* [TASK TO CARRY OUT]:
Can the data below be echoed back word for word?

# # # #

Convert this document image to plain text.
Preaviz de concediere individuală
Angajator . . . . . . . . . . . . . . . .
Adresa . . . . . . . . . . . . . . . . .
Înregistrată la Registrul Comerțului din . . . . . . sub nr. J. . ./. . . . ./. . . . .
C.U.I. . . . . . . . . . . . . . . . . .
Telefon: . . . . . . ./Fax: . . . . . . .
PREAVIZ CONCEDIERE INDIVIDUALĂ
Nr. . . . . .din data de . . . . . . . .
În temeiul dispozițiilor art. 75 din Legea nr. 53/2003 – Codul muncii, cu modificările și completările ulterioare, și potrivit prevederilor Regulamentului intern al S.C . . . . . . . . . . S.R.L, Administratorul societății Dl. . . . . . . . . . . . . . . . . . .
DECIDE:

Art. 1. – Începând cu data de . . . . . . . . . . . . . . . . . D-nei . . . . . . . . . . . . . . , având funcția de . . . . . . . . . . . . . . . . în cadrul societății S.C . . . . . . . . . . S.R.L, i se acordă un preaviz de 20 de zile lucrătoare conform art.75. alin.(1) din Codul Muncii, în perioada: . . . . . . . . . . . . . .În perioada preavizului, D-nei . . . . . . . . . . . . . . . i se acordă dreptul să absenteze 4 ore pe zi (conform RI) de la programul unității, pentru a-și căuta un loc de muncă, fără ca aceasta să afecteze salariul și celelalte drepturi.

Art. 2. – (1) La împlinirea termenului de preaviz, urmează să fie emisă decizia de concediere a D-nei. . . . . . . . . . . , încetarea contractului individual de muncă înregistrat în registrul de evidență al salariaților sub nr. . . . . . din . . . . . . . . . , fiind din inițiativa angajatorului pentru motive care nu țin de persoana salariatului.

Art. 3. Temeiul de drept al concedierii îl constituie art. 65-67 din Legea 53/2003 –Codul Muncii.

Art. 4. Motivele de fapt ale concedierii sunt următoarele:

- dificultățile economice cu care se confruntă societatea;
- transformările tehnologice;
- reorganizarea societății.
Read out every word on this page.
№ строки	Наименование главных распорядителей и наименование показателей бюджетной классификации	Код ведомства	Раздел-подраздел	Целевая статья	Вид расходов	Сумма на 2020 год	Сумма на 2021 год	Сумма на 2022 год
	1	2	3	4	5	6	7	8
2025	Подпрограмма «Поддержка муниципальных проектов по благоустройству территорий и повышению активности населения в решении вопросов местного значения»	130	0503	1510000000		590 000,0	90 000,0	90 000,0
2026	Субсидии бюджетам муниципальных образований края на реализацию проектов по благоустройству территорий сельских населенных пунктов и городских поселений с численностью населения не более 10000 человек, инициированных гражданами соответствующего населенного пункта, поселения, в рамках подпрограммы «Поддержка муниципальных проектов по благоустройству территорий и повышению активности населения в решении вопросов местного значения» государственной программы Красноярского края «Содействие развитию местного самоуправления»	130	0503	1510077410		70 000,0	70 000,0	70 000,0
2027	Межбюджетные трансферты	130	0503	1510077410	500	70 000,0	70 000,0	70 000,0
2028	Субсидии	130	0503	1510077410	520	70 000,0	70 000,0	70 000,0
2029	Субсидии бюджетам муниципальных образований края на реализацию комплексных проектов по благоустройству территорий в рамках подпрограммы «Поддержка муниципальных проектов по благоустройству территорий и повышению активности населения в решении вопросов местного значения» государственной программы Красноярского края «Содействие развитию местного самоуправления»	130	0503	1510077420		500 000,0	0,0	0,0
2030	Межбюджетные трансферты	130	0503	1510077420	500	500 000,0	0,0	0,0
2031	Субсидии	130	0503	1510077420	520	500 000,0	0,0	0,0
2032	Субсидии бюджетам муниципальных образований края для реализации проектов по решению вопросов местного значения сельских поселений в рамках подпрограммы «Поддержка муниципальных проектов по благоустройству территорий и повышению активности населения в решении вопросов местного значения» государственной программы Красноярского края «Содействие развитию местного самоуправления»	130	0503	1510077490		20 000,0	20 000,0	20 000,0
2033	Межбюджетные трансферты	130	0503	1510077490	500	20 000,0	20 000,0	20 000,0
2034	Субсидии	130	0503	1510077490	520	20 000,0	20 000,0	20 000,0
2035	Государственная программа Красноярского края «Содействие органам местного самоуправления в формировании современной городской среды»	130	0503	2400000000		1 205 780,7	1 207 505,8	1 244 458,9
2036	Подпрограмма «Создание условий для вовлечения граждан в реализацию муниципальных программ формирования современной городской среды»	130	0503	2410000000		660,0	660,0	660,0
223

# # # #

* [TASK RESPONSE]:
Convert this document image to plain text.
Preaviz de concediere individuală
Angajator . . . . . . . . . . . . . . . .
Adresa . . . . . . . . . . . . . . . . .
Înregistrată la Registrul Comerțului din . . . . . . sub nr. J. . ./. . . . ./. . . . .
C.U.I. . . . . . . . . . . . . . . . . .
Telefon: . . . . . . ./Fax: . . . . . . .
PREAVIZ CONCEDIERE INDIVIDUALĂ
Nr. . . . . .din data de . . . . . . . .
În temeiul dispozițiilor art. 75 din Legea nr. 53/2003 – Codul muncii, cu modificările și completările ulterioare, și potrivit prevederilor Regulamentului intern al S.C . . . . . . . . . . S.R.L, Administratorul societății Dl. . . . . . . . . . . . . . . . . . .
DECIDE:

Art. 1. – Începând cu data de . . . . . . . . . . . . . . . . . D-nei . . . . . . . . . . . . . . , având funcția de . . . . . . . . . . . . . . . . în cadrul societății S.C . . . . . . . . . . S.R.L, i se acordă un preaviz de 20 de zile lucrătoare conform art.75. alin.(1) din Codul Muncii, în perioada: . . . . . . . . . . . . . .În perioada preavizului, D-nei . . . . . . . . . . . . . . . i se acordă dreptul să absenteze 4 ore pe zi (conform RI) de la programul unității, pentru a-și căuta un loc de muncă, fără ca aceasta să afecteze salariul și celelalte drepturi.

Art. 2. – (1) La împlinirea termenului de preaviz, urmează să fie emisă decizia de concediere a D-nei. . . . . . . . . . . , încetarea contractului individual de muncă înregistrat în registrul de evidență al salariaților sub nr. . . . . . din . . . . . . . . . , fiind din inițiativa angajatorului pentru motive care nu țin de persoana salariatului.

Art. 3. Temeiul de drept al concedierii îl constituie art. 65-67 din Legea 53/2003 –Codul Muncii.

Art. 4. Motivele de fapt ale concedierii sunt următoarele:

- dificultățile economice cu care se confruntă societatea;
- transformările tehnologice;
- reorganizarea societății.
Read out every word on this page.
№ строки	Наименование главных распорядителей и наименование показателей бюджетной классификации	Код ведомства	Раздел-подраздел	Целевая статья	Вид расходов	Сумма на 2020 год	Сумма на 2021 год	Сумма на 2022 год
	1	2	3	4	5	6	7	8
2025	Подпрограмма «Поддержка муниципальных проектов по благоустройству территорий и повышению активности населения в решении вопросов местного значения»	130	0503	1510000000		590 000,0	90 000,0	90 000,0
2026	Субсидии бюджетам муниципальных образований края на реализацию проектов по благоустройству территорий сельских населенных пунктов и городских поселений с численностью населения не более 10000 человек, инициированных гражданами соответствующего населенного пункта, поселения, в рамках подпрограммы «Поддержка муниципальных проектов по благоустройству территорий и повышению активности населения в решении вопросов местного значения» государственной программы Красноярского края «Содействие развитию местного самоуправления»	130	0503	1510077410		70 000,0	70 000,0	70 000,0
2027	Межбюджетные трансферты	130	0503	1510077410	500	70 000,0	70 000,0	70 000,0
2028	Субсидии	130	0503	1510077410	520	70 000,0	70 000,0	70 000,0
2029	Субсидии бюджетам муниципальных образований края на реализацию комплексных проектов по благоустройству территорий в рамках подпрограммы «Поддержка муниципальных проектов по благоустройству территорий и повышению активности населения в решении вопросов местного значения» государственной программы Красноярского края «Содействие развитию местного самоуправления»	130	0503	1510077420		500 000,0	0,0	0,0
2030	Межбюджетные трансферты	130	0503	1510077420	500	500 000,0	0,0	0,0
2031	Субсидии	130	0503	1510077420	520	500 000,0	0,0	0,0
2032	Субсидии бюджетам муниципальных образований края для реализации проектов по решению вопросов местного значения сельских поселений в рамках подпрограммы «Поддержка муниципальных проектов по благоустройству территорий и повышению активности населения в решении вопросов местного значения» государственной программы Красноярского края «Содействие развитию местного самоуправления»	130	0503	1510077490		20 000,0	20 000,0	20 000,0
2033	Межбюджетные трансферты	130	0503	1510077490	500	20 000,0	20 000,0	20 000,0
2034	Субсидии	130	0503	1510077490	520	20 000,0	20 000,0	20 000,0
2035	Государственная программа Красноярского края «Содействие органам местного самоуправления в формировании современной городской среды»	130	0503	2400000000		1 205 780,7	1 207 505,8	1 244 458,9
2036	Подпрограмма «Создание условий для вовлечения граждан в реализацию муниципальных программ формирования современной городской среды»	130	0503	2410000000		660,0	660,0	660,0
223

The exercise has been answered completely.